"""
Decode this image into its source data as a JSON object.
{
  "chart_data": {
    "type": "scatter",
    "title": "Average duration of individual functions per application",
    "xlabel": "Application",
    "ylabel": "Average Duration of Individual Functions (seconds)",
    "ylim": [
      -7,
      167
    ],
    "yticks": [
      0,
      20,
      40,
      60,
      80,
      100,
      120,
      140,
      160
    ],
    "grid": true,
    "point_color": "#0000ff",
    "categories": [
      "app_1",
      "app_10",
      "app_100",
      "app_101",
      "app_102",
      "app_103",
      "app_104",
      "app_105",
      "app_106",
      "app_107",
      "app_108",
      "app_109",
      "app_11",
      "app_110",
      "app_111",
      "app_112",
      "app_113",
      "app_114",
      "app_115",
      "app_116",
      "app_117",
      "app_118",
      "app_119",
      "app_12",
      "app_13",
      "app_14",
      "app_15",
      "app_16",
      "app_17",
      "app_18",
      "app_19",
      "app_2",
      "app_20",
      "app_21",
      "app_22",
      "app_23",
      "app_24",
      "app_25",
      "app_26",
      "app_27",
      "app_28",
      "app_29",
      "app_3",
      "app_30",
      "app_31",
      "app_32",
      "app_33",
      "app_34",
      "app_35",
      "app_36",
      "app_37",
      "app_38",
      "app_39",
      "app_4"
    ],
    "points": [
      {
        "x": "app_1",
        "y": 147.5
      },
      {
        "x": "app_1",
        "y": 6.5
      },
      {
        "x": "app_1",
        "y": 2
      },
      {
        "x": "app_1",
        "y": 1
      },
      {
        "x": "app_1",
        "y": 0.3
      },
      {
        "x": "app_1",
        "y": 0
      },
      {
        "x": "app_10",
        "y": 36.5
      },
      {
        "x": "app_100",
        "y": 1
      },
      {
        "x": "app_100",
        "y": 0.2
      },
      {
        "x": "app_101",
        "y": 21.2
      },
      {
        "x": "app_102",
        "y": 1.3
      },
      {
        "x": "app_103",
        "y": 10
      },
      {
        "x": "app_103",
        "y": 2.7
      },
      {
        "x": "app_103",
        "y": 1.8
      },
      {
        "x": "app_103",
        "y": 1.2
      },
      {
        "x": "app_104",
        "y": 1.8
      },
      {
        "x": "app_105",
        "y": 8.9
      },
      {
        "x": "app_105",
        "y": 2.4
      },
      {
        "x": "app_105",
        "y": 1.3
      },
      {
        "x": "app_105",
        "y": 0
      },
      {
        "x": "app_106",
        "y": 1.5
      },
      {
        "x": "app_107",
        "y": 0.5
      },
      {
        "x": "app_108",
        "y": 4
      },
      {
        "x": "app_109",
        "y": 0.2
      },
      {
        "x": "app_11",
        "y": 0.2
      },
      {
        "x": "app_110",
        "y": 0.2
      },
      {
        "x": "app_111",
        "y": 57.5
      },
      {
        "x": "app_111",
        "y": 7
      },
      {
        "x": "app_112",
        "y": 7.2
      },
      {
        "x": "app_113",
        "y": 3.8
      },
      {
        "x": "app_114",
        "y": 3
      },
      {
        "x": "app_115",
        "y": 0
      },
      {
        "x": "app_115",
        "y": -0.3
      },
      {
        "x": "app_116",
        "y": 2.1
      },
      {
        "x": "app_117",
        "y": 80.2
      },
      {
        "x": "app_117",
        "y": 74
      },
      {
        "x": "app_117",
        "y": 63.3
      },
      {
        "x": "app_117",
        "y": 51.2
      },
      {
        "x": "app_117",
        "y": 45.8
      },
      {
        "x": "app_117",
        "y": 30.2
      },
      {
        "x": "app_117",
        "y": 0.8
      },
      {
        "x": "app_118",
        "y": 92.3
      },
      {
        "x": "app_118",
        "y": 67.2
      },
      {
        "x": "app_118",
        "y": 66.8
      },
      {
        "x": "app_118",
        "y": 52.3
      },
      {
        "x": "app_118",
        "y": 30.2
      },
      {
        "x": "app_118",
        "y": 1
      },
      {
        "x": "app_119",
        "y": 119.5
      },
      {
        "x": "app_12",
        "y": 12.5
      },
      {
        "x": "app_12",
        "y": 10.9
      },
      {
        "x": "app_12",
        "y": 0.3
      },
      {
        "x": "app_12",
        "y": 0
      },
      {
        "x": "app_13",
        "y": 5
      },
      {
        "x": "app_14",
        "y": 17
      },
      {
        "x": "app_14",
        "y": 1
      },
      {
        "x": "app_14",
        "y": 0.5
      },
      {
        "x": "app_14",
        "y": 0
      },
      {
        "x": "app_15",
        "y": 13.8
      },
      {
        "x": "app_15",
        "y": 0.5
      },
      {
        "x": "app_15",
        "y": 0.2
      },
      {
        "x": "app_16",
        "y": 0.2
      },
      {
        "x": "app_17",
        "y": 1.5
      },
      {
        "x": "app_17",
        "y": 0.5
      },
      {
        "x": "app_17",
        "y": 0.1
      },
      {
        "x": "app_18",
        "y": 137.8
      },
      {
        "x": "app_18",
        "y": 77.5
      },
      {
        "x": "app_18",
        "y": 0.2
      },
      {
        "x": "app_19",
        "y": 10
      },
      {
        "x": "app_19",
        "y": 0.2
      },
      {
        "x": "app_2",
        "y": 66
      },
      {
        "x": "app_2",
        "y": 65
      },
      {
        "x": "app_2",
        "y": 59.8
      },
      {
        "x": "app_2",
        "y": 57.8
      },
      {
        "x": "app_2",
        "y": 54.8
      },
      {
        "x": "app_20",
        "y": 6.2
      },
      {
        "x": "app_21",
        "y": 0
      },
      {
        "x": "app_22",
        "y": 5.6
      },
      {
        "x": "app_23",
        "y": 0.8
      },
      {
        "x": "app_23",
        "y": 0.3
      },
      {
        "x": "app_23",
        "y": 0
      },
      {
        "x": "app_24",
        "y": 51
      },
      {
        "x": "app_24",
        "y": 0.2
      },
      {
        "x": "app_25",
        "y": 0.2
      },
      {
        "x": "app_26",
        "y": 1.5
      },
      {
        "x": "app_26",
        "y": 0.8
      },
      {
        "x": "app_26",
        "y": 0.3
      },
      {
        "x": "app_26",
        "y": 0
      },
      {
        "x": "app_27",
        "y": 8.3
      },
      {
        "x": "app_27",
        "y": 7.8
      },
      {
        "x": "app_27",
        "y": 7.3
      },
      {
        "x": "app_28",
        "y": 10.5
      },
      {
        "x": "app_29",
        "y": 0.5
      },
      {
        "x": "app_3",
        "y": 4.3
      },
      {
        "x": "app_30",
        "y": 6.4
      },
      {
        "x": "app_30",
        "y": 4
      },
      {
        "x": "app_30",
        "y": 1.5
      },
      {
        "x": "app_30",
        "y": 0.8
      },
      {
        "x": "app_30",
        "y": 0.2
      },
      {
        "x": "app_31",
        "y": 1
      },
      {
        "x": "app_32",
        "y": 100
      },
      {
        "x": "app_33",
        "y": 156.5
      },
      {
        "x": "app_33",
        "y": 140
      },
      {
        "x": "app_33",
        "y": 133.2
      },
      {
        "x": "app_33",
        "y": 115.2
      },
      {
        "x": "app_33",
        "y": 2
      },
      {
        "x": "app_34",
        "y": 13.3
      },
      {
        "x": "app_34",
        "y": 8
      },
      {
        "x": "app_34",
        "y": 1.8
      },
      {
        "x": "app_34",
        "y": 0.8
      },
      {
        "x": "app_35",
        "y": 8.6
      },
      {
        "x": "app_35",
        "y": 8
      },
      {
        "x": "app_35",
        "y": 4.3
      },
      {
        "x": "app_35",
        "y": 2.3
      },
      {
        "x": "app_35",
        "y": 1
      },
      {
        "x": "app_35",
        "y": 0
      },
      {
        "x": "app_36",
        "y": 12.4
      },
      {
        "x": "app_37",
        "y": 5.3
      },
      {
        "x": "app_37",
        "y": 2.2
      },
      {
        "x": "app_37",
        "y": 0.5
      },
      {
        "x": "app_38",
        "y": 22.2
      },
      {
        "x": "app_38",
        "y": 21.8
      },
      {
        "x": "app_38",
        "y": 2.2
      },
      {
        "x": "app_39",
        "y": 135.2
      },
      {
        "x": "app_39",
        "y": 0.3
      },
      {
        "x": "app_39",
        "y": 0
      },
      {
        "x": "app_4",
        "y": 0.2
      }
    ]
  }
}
"""
● **Task**:
Reply with one number only: how many lines of the listing hold "Average"?

● **Correct result**:
2